→ **ARBEITSANWEISUNG 1**
Stimmen diese Aussagen mit dem Lesetext überein: (a) Peter Ensikat wurde in Finsterwalde geboren, (b) Ensikat wuchs als Einzelkind auf, (c) Ensikat nahm sein etwa zwanzigstes Buch in Angriff? Antworten Sie jeweils mit Ja oder Nein und zitieren Sie die entscheidenden Worte des Lesetexts wörtlich.

→ **LESETEXT**
____________
Mit der Freiheit kam auch die Beliebigkeit
Der Kabarettist Peter Ensikat über Dieter Hildebrandt, DDR-Zensur und die Grenzen der Satire
Irgendwie werde ich die DDR nicht mehr los, so oder so ähnlich hat es Peter Ensikat gesagt, als er sich daransetzte, sein inzwischen etwa zehntes Buch in Angriff zu nehmen. Dabei ist Ensikat durch und durch ein Mann der Gegenwart, eben ein Satiriker. Das allerdings war ihm nicht an der Wiege gesungen worden, als er am 27. April 1941 in Finsterwalde geboren wurde und als eins von drei Kindern einer alleinerziehenden Mutter, der Vater war im Krieg geblieben, aufwuchs.
____________
→ **ARBEITSANWEISUNG 2**
Wie lauten die Einträge der Sammlung vom ersten Eintrag bis einschließlich der Zeile mit „text-line: die Irrthümer“, wenn Sie darin „Formen“ gegen „Gestalten“ tauschen und alles andere unverändert lassen?

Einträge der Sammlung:
____________
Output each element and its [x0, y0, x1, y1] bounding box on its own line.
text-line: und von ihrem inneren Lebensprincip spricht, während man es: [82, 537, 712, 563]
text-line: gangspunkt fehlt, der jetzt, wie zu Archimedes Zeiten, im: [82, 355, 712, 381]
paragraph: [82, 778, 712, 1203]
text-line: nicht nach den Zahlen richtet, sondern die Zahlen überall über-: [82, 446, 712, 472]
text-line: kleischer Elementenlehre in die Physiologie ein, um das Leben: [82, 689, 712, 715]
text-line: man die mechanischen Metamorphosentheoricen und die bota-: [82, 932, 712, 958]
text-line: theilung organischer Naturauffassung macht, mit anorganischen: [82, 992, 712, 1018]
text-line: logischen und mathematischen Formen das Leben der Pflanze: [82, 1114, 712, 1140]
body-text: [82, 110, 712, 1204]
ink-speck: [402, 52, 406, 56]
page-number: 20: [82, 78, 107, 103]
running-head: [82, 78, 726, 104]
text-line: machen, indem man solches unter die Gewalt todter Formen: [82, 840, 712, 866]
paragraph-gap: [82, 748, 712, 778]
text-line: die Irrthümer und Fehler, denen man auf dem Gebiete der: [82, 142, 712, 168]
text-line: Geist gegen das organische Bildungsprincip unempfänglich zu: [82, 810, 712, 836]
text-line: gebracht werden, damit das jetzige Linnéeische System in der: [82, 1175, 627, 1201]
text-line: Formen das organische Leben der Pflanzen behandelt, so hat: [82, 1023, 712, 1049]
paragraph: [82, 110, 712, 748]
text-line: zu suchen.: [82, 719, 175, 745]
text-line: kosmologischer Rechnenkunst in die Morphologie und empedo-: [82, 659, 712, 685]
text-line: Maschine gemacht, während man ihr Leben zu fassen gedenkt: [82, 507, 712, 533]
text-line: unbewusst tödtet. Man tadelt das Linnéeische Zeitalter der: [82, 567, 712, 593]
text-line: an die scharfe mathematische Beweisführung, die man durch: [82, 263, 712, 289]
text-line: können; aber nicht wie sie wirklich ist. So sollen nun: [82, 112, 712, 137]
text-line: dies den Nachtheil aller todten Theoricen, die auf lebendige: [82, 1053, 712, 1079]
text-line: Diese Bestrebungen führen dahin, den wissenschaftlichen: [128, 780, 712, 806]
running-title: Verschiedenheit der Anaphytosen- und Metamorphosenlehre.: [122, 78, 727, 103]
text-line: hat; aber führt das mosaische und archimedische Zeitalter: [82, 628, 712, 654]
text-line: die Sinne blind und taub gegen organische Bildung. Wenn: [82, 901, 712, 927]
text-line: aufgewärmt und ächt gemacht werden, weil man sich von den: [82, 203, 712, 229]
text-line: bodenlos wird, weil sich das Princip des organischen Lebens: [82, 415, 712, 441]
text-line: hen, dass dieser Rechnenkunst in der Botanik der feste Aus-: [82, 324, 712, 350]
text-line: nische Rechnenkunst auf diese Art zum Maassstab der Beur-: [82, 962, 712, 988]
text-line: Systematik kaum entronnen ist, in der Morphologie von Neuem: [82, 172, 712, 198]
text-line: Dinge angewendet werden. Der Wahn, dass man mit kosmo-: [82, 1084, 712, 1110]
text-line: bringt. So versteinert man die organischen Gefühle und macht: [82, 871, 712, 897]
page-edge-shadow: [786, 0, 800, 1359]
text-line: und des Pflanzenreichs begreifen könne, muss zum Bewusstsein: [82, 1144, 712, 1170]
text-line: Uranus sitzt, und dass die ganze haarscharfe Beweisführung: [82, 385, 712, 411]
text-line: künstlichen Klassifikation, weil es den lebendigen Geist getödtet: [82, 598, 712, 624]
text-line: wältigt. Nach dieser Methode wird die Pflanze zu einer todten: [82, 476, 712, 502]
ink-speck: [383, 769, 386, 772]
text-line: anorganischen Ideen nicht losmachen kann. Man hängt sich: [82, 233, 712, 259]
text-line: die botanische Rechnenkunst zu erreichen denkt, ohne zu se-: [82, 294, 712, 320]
____________
→ **SCHRIFTLICHE ANTWORT 1**
(a) Ja: „als er am 27. April 1941 in Finsterwalde geboren wurde“
(b) Nein: „als eins von drei Kindern einer alleinerziehenden Mutter“
(c) Nein: „sein inzwischen etwa zehntes Buch in Angriff zu nehmen“

→ **SCHRIFTLICHE ANTWORT 2**
Output each element and its [x0, y0, x1, y1] bounding box on its own line.
text-line: und von ihrem inneren Lebensprincip spricht, während man es: [82, 537, 712, 563]
text-line: gangspunkt fehlt, der jetzt, wie zu Archimedes Zeiten, im: [82, 355, 712, 381]
paragraph: [82, 778, 712, 1203]
text-line: nicht nach den Zahlen richtet, sondern die Zahlen überall über-: [82, 446, 712, 472]
text-line: kleischer Elementenlehre in die Physiologie ein, um das Leben: [82, 689, 712, 715]
text-line: man die mechanischen Metamorphosentheoricen und die bota-: [82, 932, 712, 958]
text-line: theilung organischer Naturauffassung macht, mit anorganischen: [82, 992, 712, 1018]
text-line: logischen und mathematischen Gestalten das Leben der Pflanze: [82, 1114, 712, 1140]
body-text: [82, 110, 712, 1204]
ink-speck: [402, 52, 406, 56]
page-number: 20: [82, 78, 107, 103]
running-head: [82, 78, 726, 104]
text-line: machen, indem man solches unter die Gewalt todter Gestalten: [82, 840, 712, 866]
paragraph-gap: [82, 748, 712, 778]
text-line: die Irrthümer und Fehler, denen man auf dem Gebiete der: [82, 142, 712, 168]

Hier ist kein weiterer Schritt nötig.